"""
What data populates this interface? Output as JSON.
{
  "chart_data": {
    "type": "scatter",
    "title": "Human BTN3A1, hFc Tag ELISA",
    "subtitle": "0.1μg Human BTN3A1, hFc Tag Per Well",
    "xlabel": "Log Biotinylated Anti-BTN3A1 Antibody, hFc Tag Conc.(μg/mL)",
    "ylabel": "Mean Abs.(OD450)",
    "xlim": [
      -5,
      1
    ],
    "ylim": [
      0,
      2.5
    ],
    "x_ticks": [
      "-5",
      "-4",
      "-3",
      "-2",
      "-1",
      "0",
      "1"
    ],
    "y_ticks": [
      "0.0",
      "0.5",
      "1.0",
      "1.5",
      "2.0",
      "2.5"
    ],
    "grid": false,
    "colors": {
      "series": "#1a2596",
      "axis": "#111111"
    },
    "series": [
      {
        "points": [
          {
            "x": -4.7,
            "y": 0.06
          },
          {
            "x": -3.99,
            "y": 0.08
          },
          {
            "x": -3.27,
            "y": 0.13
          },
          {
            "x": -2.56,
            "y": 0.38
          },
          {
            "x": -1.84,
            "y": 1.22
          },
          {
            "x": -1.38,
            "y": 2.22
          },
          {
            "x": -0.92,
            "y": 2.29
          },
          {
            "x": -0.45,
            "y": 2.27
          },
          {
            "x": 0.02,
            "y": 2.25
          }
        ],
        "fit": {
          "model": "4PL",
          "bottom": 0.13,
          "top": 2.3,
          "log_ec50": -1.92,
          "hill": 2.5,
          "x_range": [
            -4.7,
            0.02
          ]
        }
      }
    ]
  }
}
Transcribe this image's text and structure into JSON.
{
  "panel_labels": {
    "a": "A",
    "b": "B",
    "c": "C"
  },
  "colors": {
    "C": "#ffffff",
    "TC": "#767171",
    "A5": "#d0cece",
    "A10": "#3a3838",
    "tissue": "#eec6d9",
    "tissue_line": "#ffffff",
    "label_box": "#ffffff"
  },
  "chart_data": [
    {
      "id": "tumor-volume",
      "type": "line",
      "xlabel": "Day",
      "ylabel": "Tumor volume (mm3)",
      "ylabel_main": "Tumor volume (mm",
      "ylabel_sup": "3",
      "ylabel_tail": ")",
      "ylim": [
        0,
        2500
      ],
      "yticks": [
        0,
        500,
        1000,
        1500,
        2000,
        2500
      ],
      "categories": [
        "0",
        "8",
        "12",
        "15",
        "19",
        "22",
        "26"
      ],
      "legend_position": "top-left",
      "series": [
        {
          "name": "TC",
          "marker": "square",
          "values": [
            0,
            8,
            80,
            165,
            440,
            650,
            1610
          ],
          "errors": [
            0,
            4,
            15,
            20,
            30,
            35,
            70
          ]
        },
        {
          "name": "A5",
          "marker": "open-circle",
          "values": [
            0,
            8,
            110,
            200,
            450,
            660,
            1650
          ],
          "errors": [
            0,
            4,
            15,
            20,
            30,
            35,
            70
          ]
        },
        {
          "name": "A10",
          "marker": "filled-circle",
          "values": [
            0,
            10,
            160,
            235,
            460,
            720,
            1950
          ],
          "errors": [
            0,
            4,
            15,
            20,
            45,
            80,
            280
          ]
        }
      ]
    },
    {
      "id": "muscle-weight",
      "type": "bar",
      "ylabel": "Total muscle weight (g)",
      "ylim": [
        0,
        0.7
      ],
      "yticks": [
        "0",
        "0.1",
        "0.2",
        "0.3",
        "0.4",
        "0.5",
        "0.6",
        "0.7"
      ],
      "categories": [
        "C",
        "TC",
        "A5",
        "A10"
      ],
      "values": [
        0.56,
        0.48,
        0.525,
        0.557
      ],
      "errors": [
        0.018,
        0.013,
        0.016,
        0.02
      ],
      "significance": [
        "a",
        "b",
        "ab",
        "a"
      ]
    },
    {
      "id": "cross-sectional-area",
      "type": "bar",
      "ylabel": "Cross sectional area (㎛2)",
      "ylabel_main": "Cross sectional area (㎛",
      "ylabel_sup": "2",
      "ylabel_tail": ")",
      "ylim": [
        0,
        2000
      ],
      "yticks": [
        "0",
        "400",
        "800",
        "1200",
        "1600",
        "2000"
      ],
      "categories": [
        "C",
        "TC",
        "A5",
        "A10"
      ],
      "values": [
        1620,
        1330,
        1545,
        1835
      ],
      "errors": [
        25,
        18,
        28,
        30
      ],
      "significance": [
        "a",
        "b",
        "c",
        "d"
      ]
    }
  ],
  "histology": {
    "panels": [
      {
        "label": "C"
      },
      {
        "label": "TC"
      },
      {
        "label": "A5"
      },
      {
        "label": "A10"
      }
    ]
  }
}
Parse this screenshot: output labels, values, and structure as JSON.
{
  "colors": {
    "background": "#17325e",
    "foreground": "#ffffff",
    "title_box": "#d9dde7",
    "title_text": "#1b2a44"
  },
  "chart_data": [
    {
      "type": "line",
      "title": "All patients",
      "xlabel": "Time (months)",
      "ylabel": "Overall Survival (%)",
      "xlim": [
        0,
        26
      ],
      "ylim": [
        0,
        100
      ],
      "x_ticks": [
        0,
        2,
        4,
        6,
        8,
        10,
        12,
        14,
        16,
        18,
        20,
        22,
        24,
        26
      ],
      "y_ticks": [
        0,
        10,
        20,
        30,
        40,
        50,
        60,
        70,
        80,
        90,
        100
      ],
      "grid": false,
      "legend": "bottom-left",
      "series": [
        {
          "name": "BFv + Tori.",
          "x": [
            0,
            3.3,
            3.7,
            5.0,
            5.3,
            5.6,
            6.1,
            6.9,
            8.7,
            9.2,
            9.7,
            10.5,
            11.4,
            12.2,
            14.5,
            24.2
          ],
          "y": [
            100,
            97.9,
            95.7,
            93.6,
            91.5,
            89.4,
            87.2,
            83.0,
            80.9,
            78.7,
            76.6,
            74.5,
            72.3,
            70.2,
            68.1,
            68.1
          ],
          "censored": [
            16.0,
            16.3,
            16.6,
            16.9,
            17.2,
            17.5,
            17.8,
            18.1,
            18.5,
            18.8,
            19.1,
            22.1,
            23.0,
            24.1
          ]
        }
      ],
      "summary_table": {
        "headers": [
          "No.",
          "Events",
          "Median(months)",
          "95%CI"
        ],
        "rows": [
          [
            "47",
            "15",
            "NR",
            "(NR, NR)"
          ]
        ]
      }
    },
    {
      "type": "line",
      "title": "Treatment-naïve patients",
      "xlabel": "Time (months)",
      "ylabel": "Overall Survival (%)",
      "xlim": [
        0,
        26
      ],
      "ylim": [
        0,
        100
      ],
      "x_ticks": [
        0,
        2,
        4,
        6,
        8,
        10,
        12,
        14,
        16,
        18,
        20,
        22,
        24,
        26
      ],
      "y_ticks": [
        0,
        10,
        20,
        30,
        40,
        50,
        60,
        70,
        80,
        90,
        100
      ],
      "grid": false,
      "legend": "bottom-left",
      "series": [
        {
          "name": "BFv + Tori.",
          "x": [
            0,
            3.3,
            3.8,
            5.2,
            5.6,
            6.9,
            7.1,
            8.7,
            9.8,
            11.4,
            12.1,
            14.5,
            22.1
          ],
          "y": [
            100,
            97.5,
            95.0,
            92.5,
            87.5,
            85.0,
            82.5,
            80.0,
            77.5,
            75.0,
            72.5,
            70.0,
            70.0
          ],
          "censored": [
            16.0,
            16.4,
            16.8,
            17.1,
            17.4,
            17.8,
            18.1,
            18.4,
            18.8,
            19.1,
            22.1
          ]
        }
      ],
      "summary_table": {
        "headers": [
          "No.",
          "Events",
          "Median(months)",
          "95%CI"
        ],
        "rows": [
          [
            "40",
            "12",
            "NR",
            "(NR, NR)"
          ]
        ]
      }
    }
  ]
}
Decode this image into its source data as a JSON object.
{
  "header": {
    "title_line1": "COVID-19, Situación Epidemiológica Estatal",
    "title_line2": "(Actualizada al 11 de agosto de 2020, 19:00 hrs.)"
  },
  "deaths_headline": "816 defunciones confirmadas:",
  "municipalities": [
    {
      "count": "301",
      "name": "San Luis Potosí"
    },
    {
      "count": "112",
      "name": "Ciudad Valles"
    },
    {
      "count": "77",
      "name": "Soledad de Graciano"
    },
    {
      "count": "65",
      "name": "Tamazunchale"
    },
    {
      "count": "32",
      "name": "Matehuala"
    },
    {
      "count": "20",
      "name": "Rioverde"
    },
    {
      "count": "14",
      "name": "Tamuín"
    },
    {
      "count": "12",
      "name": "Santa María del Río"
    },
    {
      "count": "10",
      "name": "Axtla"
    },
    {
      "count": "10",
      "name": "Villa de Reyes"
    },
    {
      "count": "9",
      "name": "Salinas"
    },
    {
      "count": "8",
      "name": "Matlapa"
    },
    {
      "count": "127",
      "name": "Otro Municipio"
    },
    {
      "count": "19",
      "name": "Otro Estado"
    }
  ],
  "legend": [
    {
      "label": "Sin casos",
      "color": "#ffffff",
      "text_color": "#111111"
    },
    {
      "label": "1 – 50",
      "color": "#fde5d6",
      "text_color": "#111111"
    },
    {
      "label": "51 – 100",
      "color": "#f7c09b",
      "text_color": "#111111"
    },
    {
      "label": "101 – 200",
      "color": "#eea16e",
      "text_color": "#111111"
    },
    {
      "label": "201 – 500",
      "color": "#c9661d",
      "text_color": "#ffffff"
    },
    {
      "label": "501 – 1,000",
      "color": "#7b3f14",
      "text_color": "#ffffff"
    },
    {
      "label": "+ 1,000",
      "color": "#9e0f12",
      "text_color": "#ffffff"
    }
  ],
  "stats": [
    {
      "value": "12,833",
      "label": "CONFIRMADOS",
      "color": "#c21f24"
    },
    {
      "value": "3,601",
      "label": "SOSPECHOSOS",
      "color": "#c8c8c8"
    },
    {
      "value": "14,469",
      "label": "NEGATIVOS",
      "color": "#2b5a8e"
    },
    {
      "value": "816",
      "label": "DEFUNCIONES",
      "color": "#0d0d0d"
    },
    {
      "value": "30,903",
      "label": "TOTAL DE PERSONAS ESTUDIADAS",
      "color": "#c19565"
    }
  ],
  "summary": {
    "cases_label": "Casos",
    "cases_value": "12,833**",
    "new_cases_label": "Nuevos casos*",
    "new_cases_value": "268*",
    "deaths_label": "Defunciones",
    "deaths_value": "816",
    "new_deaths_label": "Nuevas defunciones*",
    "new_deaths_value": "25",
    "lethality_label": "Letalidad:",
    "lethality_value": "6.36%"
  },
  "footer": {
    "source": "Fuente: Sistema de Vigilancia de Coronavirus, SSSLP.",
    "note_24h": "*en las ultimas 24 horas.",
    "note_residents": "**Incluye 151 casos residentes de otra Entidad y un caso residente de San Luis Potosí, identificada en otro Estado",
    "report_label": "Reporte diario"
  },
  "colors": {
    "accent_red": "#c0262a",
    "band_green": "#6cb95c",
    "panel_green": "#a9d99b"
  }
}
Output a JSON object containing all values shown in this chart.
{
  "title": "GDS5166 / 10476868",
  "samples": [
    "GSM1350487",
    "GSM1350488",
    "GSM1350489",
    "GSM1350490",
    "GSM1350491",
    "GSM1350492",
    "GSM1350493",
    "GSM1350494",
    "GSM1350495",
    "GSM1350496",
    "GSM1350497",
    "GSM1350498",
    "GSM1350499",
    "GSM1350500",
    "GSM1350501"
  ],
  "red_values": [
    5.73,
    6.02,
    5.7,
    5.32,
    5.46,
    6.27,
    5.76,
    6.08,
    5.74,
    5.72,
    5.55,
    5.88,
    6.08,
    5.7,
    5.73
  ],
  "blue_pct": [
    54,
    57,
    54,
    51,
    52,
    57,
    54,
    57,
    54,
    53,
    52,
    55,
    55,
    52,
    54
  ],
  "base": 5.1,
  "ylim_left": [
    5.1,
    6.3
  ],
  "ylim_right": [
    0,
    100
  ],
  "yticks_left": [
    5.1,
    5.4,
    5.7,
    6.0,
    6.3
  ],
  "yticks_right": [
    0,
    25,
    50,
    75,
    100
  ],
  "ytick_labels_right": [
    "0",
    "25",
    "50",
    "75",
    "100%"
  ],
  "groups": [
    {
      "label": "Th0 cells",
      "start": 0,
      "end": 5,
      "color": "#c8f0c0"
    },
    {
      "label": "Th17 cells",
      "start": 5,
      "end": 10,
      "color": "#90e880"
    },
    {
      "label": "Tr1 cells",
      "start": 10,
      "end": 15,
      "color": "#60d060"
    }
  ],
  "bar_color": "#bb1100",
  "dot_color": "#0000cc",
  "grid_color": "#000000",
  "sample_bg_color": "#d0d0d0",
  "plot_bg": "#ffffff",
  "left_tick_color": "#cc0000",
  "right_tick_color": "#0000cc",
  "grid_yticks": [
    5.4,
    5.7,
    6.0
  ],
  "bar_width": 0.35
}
"""
Exactly how many lines of the listing above contain the string "circle"? Give no more than the number.

2